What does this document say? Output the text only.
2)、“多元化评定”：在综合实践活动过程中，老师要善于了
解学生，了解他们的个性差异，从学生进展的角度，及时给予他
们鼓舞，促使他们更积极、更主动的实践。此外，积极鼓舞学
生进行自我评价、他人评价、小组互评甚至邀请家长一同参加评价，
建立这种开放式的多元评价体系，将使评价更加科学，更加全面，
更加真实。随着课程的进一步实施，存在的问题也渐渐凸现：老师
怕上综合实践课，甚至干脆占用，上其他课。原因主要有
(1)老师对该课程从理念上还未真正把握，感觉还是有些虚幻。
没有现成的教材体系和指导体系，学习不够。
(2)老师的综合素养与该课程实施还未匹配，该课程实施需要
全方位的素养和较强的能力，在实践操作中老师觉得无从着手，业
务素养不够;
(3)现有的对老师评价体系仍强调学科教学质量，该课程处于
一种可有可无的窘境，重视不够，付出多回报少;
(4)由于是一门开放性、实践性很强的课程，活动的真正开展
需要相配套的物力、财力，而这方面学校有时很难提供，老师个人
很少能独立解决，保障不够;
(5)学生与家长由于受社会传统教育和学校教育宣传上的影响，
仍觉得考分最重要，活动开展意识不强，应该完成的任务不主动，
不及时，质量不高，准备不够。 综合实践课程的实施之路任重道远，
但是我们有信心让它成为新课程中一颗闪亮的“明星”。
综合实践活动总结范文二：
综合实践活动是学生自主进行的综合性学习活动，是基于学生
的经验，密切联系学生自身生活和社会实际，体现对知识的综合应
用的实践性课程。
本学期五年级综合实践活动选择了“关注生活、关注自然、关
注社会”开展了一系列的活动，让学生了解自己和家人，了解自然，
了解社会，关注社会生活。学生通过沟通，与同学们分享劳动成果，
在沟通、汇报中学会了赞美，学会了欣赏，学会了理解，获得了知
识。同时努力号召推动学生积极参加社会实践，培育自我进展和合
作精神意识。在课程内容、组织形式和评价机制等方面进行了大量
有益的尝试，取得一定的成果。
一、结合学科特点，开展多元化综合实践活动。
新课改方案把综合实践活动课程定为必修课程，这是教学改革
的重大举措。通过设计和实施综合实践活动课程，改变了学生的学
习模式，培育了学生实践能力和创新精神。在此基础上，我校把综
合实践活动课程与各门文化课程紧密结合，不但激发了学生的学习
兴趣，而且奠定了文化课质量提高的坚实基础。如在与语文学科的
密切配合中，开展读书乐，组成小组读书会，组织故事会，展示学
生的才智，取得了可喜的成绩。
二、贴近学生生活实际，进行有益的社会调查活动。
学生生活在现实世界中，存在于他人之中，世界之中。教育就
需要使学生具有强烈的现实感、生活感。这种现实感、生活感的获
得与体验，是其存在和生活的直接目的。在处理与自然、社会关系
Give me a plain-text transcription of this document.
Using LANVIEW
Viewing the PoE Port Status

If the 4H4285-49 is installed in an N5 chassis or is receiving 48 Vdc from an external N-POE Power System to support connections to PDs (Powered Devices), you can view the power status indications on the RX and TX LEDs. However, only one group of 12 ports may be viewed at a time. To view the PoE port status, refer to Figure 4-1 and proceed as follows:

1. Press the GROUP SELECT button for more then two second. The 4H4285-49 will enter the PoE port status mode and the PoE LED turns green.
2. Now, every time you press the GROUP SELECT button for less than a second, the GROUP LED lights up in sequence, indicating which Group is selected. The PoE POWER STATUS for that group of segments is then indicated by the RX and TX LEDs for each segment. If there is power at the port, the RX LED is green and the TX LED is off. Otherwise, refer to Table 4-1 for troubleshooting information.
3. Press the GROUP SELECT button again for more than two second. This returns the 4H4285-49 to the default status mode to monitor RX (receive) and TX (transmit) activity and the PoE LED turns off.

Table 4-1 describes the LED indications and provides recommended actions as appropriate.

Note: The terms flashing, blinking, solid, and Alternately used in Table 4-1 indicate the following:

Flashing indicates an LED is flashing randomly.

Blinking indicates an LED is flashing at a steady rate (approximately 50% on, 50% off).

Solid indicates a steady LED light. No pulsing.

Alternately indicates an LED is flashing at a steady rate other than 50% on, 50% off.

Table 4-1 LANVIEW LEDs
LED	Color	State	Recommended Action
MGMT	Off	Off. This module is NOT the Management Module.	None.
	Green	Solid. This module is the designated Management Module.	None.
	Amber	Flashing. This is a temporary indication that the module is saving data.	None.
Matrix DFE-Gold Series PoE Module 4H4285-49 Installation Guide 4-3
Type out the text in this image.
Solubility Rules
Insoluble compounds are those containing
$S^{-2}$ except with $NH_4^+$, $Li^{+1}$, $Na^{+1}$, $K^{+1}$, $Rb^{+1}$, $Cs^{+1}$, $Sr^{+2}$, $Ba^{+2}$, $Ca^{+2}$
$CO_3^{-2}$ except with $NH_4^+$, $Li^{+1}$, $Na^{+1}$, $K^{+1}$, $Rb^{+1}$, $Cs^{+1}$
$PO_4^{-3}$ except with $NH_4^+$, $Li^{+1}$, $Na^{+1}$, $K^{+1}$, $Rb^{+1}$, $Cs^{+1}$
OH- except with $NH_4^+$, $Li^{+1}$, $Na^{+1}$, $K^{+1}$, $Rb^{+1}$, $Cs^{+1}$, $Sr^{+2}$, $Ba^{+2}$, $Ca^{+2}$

To be done -
Identify the lines above with the word "None". Copy them.

Answer to this task -
MGMT	Off	Off. This module is NOT the Management Module.	None.
	Green	Solid. This module is the designated Management Module.	None.
	Amber	Flashing. This is a temporary indication that the module is saving data.	None.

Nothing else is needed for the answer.